**Direction**
Every line of the material below should be repeated exactly.

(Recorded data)
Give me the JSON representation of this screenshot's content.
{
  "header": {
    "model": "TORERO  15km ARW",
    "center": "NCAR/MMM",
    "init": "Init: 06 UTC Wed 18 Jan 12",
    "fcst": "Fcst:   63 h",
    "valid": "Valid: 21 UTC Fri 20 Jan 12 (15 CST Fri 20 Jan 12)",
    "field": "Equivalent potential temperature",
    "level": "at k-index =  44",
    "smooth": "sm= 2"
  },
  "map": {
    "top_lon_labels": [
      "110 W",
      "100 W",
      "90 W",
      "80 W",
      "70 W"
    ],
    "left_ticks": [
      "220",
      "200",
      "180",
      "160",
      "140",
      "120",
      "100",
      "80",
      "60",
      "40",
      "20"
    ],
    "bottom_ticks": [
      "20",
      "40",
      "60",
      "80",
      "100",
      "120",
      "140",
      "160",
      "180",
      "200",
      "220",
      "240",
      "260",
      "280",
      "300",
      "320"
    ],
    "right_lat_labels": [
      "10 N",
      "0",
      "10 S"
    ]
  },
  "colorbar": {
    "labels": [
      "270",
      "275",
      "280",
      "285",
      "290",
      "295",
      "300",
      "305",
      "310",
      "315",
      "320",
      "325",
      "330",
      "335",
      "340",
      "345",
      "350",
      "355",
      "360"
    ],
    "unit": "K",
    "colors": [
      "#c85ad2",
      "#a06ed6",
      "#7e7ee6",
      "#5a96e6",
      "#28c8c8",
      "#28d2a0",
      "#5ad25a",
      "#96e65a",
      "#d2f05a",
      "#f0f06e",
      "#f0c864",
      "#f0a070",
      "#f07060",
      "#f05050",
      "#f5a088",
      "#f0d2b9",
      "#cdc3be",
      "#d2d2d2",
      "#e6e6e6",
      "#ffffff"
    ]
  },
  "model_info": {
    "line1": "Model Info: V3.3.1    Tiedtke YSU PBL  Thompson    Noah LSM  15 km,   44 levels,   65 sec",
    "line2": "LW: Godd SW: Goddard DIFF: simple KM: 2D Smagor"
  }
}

**Exercise result**
Give me the JSON representation of this screenshot's content.
{
  "header": {
    "model": "TORERO  15km ARW",
    "center": "NCAR/MMM",
    "init": "Init: 06 UTC Wed 18 Jan 12",
    "fcst": "Fcst:   63 h",
    "valid": "Valid: 21 UTC Fri 20 Jan 12 (15 CST Fri 20 Jan 12)",
    "field": "Equivalent potential temperature",
    "level": "at k-index =  44",
    "smooth": "sm= 2"
  },
  "map": {
    "top_lon_labels": [
      "110 W",
      "100 W",
      "90 W",
      "80 W",
      "70 W"
    ],
    "left_ticks": [
      "220",
      "200",
      "180",
      "160",
      "140",
      "120",
      "100",
      "80",
      "60",
      "40",
      "20"
    ],
    "bottom_ticks": [
      "20",
      "40",
      "60",
      "80",
      "100",
      "120",
      "140",
      "160",
      "180",
      "200",
      "220",
      "240",
      "260",
      "280",
      "300",
      "320"
    ],
    "right_lat_labels": [
      "10 N",
      "0",
      "10 S"
    ]
  },
  "colorbar": {
    "labels": [
      "270",
      "275",
      "280",
      "285",
      "290",
      "295",
      "300",
      "305",
      "310",
      "315",
      "320",
      "325",
      "330",
      "335",
      "340",
      "345",
      "350",
      "355",
      "360"
    ],
    "unit": "K",
    "colors": [
      "#c85ad2",
      "#a06ed6",
      "#7e7ee6",
      "#5a96e6",
      "#28c8c8",
      "#28d2a0",
      "#5ad25a",
      "#96e65a",
      "#d2f05a",
      "#f0f06e",
      "#f0c864",
      "#f0a070",
      "#f07060",
      "#f05050",
      "#f5a088",
      "#f0d2b9",
      "#cdc3be",
      "#d2d2d2",
      "#e6e6e6",
      "#ffffff"
    ]
  },
  "model_info": {
    "line1": "Model Info: V3.3.1    Tiedtke YSU PBL  Thompson    Noah LSM  15 km,   44 levels,   65 sec",
    "line2": "LW: Godd SW: Goddard DIFF: simple KM: 2D Smagor"
  }
}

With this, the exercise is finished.